● **Text provided**
[Start of section]

A new malware is hijacking high-profile Meta Facebook Business and advertising platform accounts through a phishing campaign that targets LinkedIn accounts. The malware, dubbed Ducktail, uses browser cookies from authenticated user sessions to take over accounts and steal data, researchers said.
Researchers from WithSecure, formerly F-Secure, discovered the ongoing campaign, which appears to be the work of financially driven Vietnamese threat actors, they wrote in a report published Tuesday. The campaign itself appears to have been active since at least the second half of 2021, while the threat actors behind it may have been on the cybercriminal scene since 2018, researchers said.
“The malware is designed to steal browser cookies and take advantage of authenticated Facebook sessions to steal information from the victim’s Facebook account and ultimately hijack any Facebook Business account that the victim has sufficient access to,” researchers wrote in a blog post accompanying the report.Ducktail actors have very specific targets in mind—that is, individuals within companies operating on Facebook’s Business and advertising platform that have high-level access to the account. These include people with managerial, digital marketing, digital media, and human
resources roles in targeted companies, researchers said.
“These tactics would increase the adversary’s chances of compromising the respective Facebook Business all the while flying under the radar,” researchers wrote.
To infiltrate accounts, actors are targeting LinkedIn users with a phishing campaign that lures victims using keywords related to brands, products and project planning into downloading an archive file containing the malware executable alongside related images, documents and video files, researchers reported.
Malware Components
Researchers took a deep dive into the novel malware, which in its latest samples is written exclusively in .NET Core and compiled via its single-file feature, something “not commonly seen in malware,” they noted.
Ducktail operates using six key components once it infects a system. It first does Mutex creation and check to ensure that only a single instance of the malware is running at any given time, researchers said.
A data storage component stores and loads stolen data in a text file in a temporary folder, while a browser-scanning feature scans installed browsers to identify cookie paths for later theft.
Ducktail also has two components dedicated to stealing info from victims, one that’s more general, stealing non-Facebook related information, and another that steals info specifically related to Facebook Business and advertising accounts as well as hijacks those accounts, researchers said.

[End of section]

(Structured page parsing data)
[Start of section]

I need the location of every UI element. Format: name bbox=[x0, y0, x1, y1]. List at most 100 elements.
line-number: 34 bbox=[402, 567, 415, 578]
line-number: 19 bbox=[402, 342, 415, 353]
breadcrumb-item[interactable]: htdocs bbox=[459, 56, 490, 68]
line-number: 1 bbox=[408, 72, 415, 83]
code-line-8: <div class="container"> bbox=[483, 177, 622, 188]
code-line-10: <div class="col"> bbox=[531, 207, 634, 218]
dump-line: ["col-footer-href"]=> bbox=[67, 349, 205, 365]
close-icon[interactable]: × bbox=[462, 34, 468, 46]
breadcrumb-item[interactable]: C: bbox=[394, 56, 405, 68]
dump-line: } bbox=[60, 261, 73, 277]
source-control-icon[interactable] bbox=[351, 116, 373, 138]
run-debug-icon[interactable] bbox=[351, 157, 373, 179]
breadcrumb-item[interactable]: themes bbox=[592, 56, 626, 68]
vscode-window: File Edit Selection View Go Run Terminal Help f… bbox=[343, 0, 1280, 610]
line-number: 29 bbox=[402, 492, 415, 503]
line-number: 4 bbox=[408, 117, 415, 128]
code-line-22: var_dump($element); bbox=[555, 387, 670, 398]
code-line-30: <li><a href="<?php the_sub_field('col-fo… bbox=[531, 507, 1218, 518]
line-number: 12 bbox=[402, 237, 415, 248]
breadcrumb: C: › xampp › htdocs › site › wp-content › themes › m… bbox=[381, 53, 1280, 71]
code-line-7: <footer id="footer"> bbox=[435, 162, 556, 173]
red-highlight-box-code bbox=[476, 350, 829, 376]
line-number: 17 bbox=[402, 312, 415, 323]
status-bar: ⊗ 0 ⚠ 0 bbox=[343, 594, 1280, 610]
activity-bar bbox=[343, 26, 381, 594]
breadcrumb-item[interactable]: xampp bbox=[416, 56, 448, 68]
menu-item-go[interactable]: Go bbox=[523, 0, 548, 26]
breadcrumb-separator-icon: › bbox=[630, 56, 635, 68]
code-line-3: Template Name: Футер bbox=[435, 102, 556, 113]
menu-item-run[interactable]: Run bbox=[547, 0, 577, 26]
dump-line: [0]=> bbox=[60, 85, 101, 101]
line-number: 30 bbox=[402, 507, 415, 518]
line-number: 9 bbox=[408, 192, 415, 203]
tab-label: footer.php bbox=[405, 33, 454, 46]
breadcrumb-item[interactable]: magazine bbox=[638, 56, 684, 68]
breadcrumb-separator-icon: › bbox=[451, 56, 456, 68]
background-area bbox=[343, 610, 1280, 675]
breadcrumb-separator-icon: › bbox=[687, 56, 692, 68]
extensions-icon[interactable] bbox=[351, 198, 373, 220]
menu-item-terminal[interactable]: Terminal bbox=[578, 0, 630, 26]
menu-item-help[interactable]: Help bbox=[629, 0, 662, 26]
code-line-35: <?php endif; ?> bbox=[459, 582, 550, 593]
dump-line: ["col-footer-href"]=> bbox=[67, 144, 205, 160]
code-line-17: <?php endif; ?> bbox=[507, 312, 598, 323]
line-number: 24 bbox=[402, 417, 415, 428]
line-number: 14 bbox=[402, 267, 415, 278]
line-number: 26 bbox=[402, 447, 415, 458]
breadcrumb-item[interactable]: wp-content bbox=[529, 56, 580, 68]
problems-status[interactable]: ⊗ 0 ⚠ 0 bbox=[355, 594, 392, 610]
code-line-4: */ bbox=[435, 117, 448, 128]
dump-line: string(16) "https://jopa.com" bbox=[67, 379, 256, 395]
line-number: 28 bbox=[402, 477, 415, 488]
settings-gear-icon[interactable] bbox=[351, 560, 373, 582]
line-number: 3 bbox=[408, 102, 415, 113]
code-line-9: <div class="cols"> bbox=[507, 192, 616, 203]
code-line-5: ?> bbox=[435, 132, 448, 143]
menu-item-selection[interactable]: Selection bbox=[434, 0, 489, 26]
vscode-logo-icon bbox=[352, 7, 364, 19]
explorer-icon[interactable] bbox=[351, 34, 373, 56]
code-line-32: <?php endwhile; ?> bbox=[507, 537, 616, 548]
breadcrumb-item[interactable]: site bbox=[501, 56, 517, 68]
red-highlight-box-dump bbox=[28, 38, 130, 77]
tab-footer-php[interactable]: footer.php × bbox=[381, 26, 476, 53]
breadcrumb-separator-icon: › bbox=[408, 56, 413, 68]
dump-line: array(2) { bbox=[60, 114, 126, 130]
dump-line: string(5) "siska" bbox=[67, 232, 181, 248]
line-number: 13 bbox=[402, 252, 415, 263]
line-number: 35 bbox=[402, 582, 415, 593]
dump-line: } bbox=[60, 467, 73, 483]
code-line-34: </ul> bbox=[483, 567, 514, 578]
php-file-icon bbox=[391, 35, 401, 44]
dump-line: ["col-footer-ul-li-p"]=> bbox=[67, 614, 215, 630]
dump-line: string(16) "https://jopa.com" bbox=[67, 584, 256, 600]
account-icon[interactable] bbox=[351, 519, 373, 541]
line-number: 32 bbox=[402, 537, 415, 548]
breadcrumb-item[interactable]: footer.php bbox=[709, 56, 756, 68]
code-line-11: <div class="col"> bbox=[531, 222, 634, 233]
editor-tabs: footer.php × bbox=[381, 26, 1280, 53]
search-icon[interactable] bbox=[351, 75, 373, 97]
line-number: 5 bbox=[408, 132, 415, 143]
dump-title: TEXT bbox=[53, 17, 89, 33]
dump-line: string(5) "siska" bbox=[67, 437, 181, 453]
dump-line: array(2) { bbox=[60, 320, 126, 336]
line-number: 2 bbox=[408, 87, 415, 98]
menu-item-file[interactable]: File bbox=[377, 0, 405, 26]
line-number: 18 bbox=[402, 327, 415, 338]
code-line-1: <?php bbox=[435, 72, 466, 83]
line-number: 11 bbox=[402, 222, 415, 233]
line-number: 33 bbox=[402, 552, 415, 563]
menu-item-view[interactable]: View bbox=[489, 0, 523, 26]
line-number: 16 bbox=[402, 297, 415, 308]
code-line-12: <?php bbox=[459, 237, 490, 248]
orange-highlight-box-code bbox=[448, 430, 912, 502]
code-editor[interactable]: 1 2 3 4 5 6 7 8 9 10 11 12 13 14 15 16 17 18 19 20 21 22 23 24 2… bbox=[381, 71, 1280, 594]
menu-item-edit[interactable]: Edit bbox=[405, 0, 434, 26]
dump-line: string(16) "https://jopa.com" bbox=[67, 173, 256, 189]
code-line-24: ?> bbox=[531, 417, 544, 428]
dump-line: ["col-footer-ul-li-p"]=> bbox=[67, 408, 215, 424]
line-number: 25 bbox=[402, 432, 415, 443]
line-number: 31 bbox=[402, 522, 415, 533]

[End of section]

● **Assignment**
According to the article on the Ducktail malware, why does the malware begin with a mutex creation and check once it infects a system?

● **Result of this exercise**
The mutex creation and check ensure that only a single instance of the malware is running at any given time.